Bring together all lines of the material below that contain the string "policing".
#### Data for processing
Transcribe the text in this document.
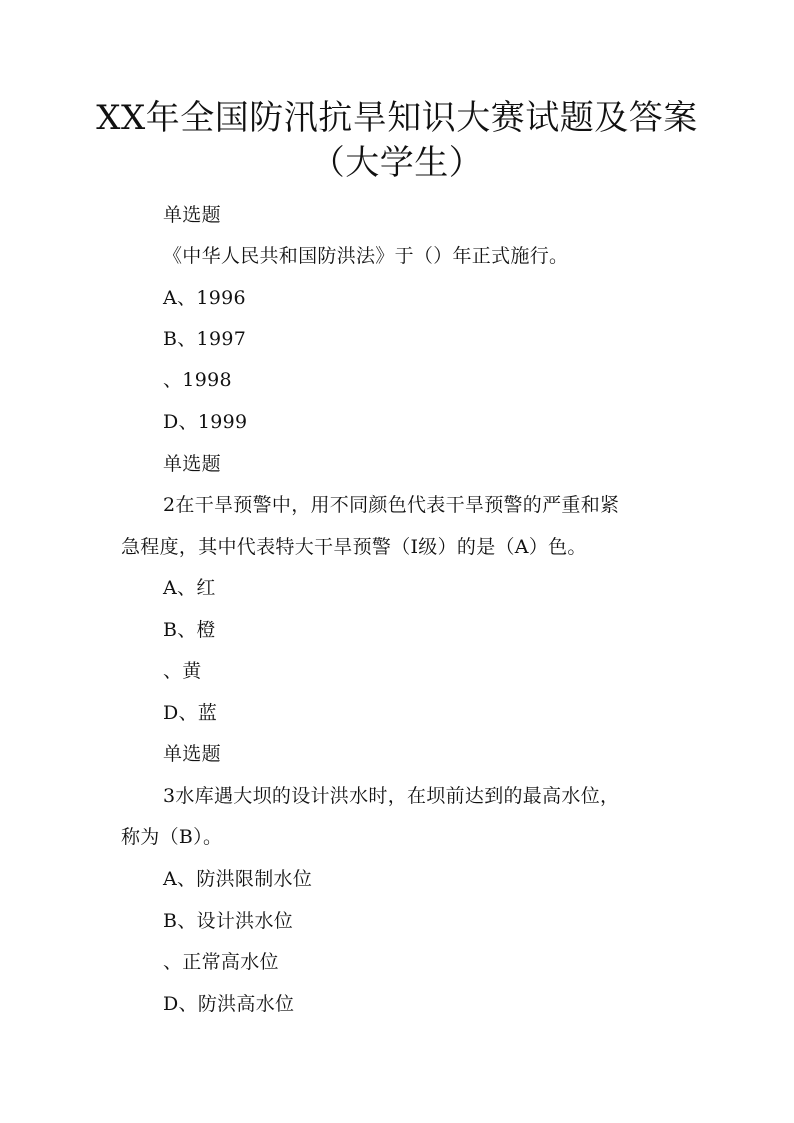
XX年全国防汛抗旱知识大赛试题及答案
（大学生）
单选题
《中华人民共和国防洪法》于（）年正式施行。
A、1996
B、1997
、1998
D、1999
单选题
2在干旱预警中，用不同颜色代表干旱预警的严重和紧
急程度，其中代表特大干旱预警（Ⅰ级）的是（A）色。
A、红
B、橙
、黄
D、蓝
单选题
3水库遇大坝的设计洪水时，在坝前达到的最高水位，
称为（B）。
A、防洪限制水位
B、设计洪水位
、正常高水位
D、防洪高水位
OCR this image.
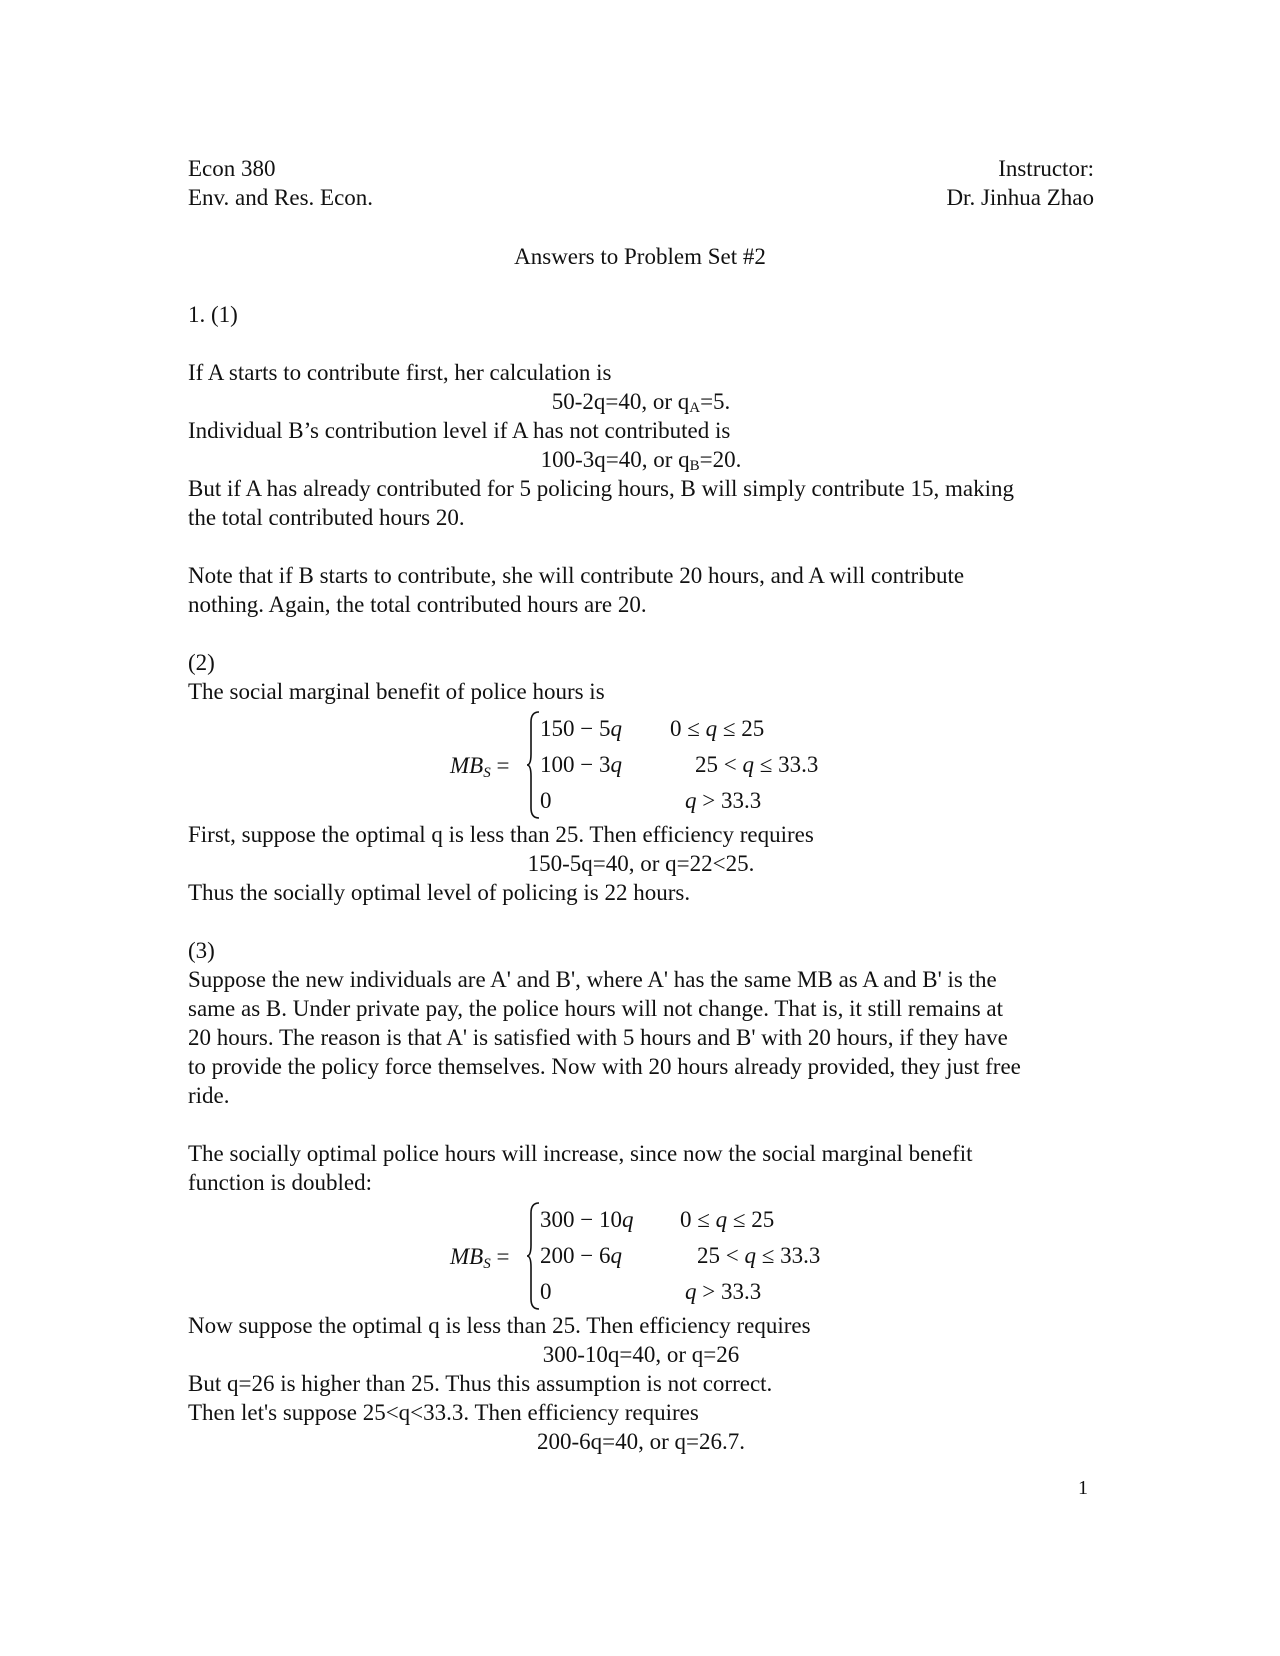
Econ 380
Env. and Res. Econ.
Instructor:
Dr. Jinhua Zhao
Answers to Problem Set #2

1. (1)

If A starts to contribute first, her calculation is

50-2q=40, or $q_A=5$.

Individual B’s contribution level if A has not contributed is

100-3q=40, or $q_B=20$.

But if A has already contributed for 5 policing hours, B will simply contribute 15, making

the total contributed hours 20.

Note that if B starts to contribute, she will contribute 20 hours, and A will contribute

nothing. Again, the total contributed hours are 20.

(2)

The social marginal benefit of police hours is

MBS =
150 − 5q
100 − 3q
0
0 ≤ q ≤ 25
25 < q ≤ 33.3
q > 33.3

First, suppose the optimal q is less than 25. Then efficiency requires

150-5q=40, or q=22<25.

Thus the socially optimal level of policing is 22 hours.

(3)

Suppose the new individuals are A' and B', where A' has the same MB as A and B' is the

same as B. Under private pay, the police hours will not change. That is, it still remains at

20 hours. The reason is that A' is satisfied with 5 hours and B' with 20 hours, if they have

to provide the policy force themselves. Now with 20 hours already provided, they just free

ride.

The socially optimal police hours will increase, since now the social marginal benefit

function is doubled:

MBS =
300 − 10q
200 − 6q
0
0 ≤ q ≤ 25
25 < q ≤ 33.3
q > 33.3

Now suppose the optimal q is less than 25. Then efficiency requires

300-10q=40, or q=26

But q=26 is higher than 25. Thus this assumption is not correct.

Then let's suppose 25<q<33.3. Then efficiency requires

200-6q=40, or q=26.7.

1
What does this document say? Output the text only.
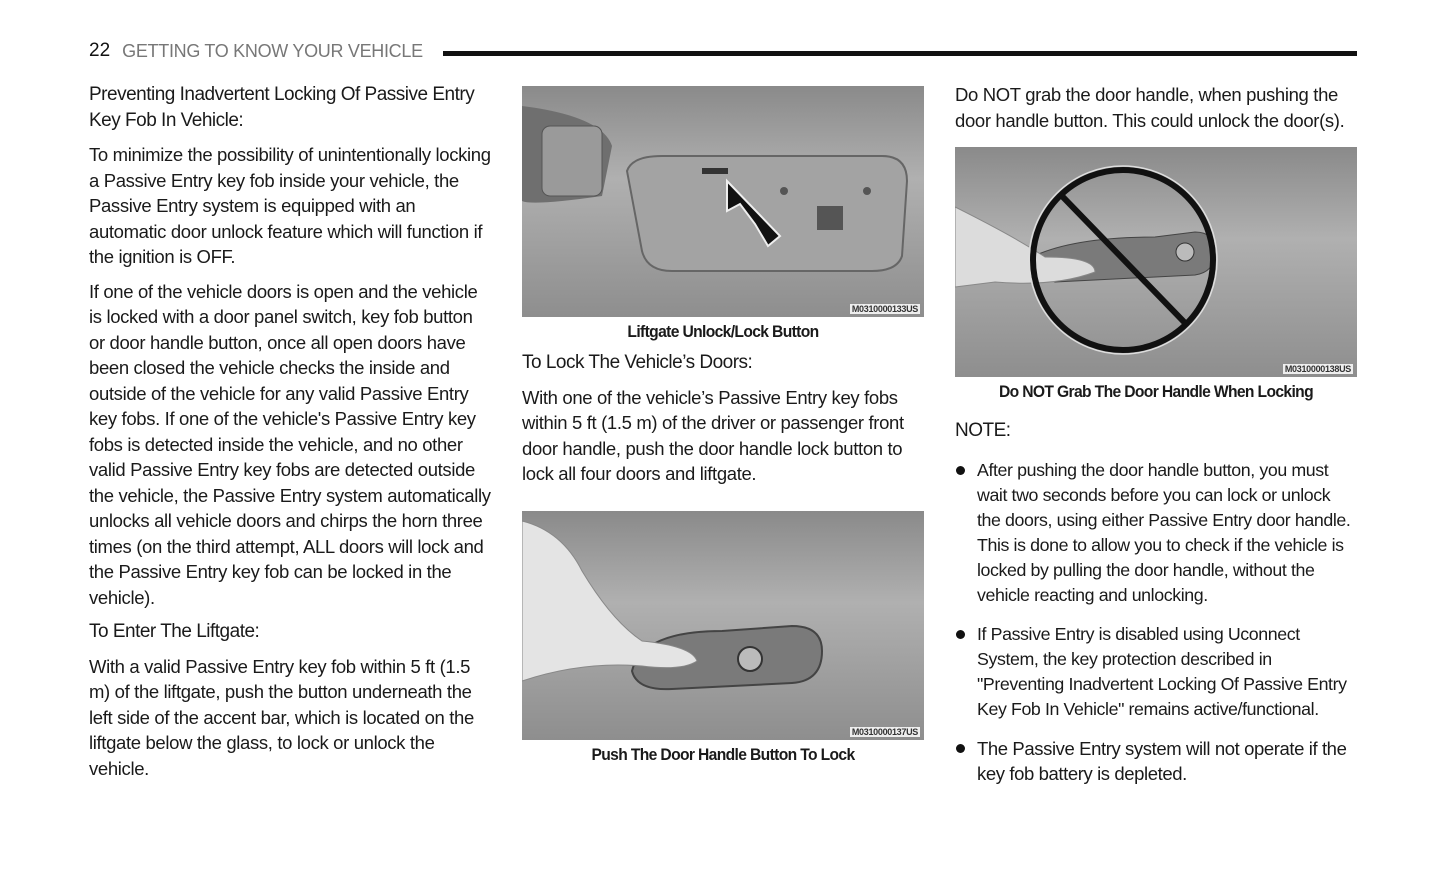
22 GETTING TO KNOW YOUR VEHICLE
Preventing Inadvertent Locking Of Passive Entry Key Fob In Vehicle:

To minimize the possibility of unintentionally locking a Passive Entry key fob inside your vehicle, the Passive Entry system is equipped with an automatic door unlock feature which will function if the ignition is OFF.

If one of the vehicle doors is open and the vehicle is locked with a door panel switch, key fob button or door handle button, once all open doors have been closed the vehicle checks the inside and outside of the vehicle for any valid Passive Entry key fobs. If one of the vehicle's Passive Entry key fobs is detected inside the vehicle, and no other valid Passive Entry key fobs are detected outside the vehicle, the Passive Entry system automatically unlocks all vehicle doors and chirps the horn three times (on the third attempt, ALL doors will lock and the Passive Entry key fob can be locked in the vehicle).

To Enter The Liftgate:

With a valid Passive Entry key fob within 5 ft (1.5 m) of the liftgate, push the button underneath the left side of the accent bar, which is located on the liftgate below the glass, to lock or unlock the vehicle.

M0310000133US
Liftgate Unlock/Lock Button
To Lock The Vehicle’s Doors:

With one of the vehicle’s Passive Entry key fobs within 5 ft (1.5 m) of the driver or passenger front door handle, push the door handle lock button to lock all four doors and liftgate.

M0310000137US
Push The Door Handle Button To Lock

Do NOT grab the door handle, when pushing the door handle button. This could unlock the door(s).

M0310000138US
Do NOT Grab The Door Handle When Locking
NOTE:
After pushing the door handle button, you must wait two seconds before you can lock or unlock the doors, using either Passive Entry door handle. This is done to allow you to check if the vehicle is locked by pulling the door handle, without the vehicle reacting and unlocking.
If Passive Entry is disabled using Uconnect System, the key protection described in "Preventing Inadvertent Locking Of Passive Entry Key Fob In Vehicle" remains active/functional.
The Passive Entry system will not operate if the key fob battery is depleted.
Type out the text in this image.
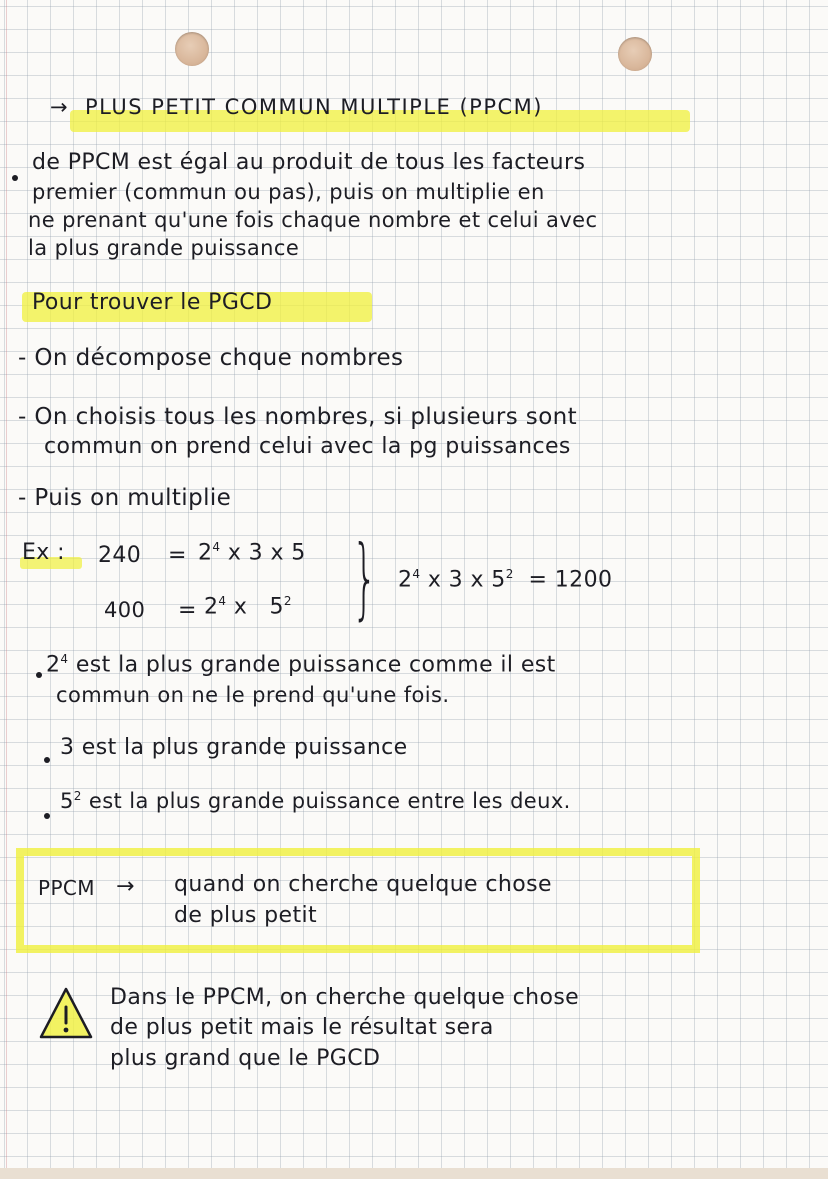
→ PLUS PETIT COMMUN MULTIPLE (PPCM)
de PPCM est égal au produit de tous les facteurs
premier (commun ou pas), puis on multiplie en
ne prenant qu'une fois chaque nombre et celui avec
la plus grande puissance
Pour trouver le PGCD
- On décompose chque nombres
- On choisis tous les nombres, si plusieurs sont
commun on prend celui avec la pg puissances
- Puis on multiplie
Ex : $240 = 2^4$ x 3 x 5
$400 = 2^4$ x $5^2$ } $2^4$ x 3 x $5^2 = 1200$
$2^4$ est la plus grande puissance comme il est
commun on ne le prend qu'une fois.
3 est la plus grande puissance
$5^2$ est la plus grande puissance entre les deux.
PPCM → quand on cherche quelque chose
de plus petit
Dans le PPCM, on cherche quelque chose
de plus petit mais le résultat sera
plus grand que le PGCD
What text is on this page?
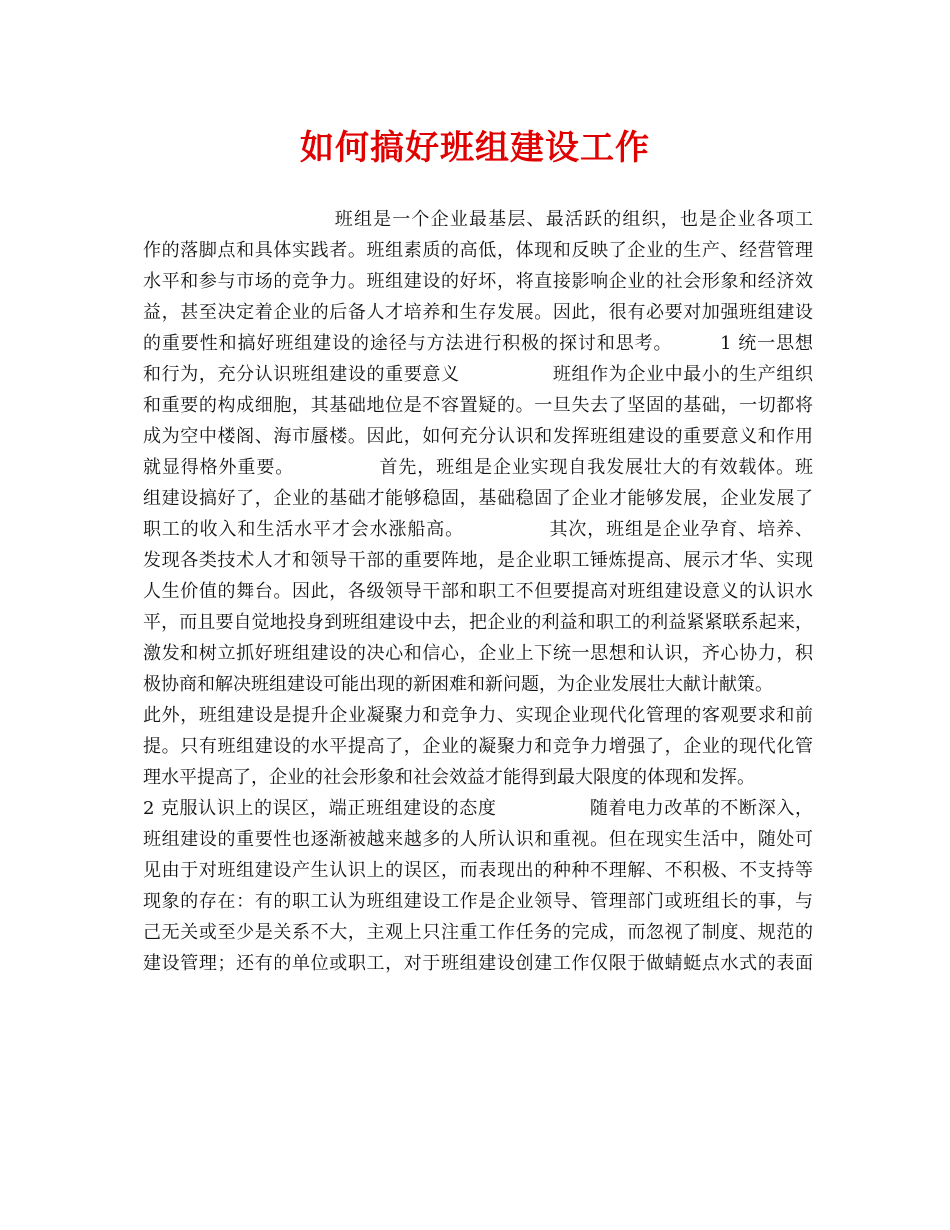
如何搞好班组建设工作
　　　　　　　　　　班组是一个企业最基层、最活跃的组织，也是企业各项工
作的落脚点和具体实践者。班组素质的高低，体现和反映了企业的生产、经营管理
水平和参与市场的竞争力。班组建设的好坏，将直接影响企业的社会形象和经济效
益，甚至决定着企业的后备人才培养和生存发展。因此，很有必要对加强班组建设
的重要性和搞好班组建设的途径与方法进行积极的探讨和思考。　　　1 统一思想
和行为，充分认识班组建设的重要意义　　　　　班组作为企业中最小的生产组织
和重要的构成细胞，其基础地位是不容置疑的。一旦失去了坚固的基础，一切都将
成为空中楼阁、海市蜃楼。因此，如何充分认识和发挥班组建设的重要意义和作用
就显得格外重要。　　　　　首先，班组是企业实现自我发展壮大的有效载体。班
组建设搞好了，企业的基础才能够稳固，基础稳固了企业才能够发展，企业发展了
职工的收入和生活水平才会水涨船高。　　　　　其次，班组是企业孕育、培养、
发现各类技术人才和领导干部的重要阵地，是企业职工锤炼提高、展示才华、实现
人生价值的舞台。因此，各级领导干部和职工不但要提高对班组建设意义的认识水
平，而且要自觉地投身到班组建设中去，把企业的利益和职工的利益紧紧联系起来，
激发和树立抓好班组建设的决心和信心，企业上下统一思想和认识，齐心协力，积
极协商和解决班组建设可能出现的新困难和新问题，为企业发展壮大献计献策。
此外，班组建设是提升企业凝聚力和竞争力、实现企业现代化管理的客观要求和前
提。只有班组建设的水平提高了，企业的凝聚力和竞争力增强了，企业的现代化管
理水平提高了，企业的社会形象和社会效益才能得到最大限度的体现和发挥。
2 克服认识上的误区，端正班组建设的态度　　　　　随着电力改革的不断深入，
班组建设的重要性也逐渐被越来越多的人所认识和重视。但在现实生活中，随处可
见由于对班组建设产生认识上的误区，而表现出的种种不理解、不积极、不支持等
现象的存在：有的职工认为班组建设工作是企业领导、管理部门或班组长的事，与
己无关或至少是关系不大，主观上只注重工作任务的完成，而忽视了制度、规范的
建设管理；还有的单位或职工，对于班组建设创建工作仅限于做蜻蜓点水式的表面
########
● **Response to this task**
But if A has already contributed for 5 policing hours, B will simply contribute 15, making
Thus the socially optimal level of policing is 22 hours.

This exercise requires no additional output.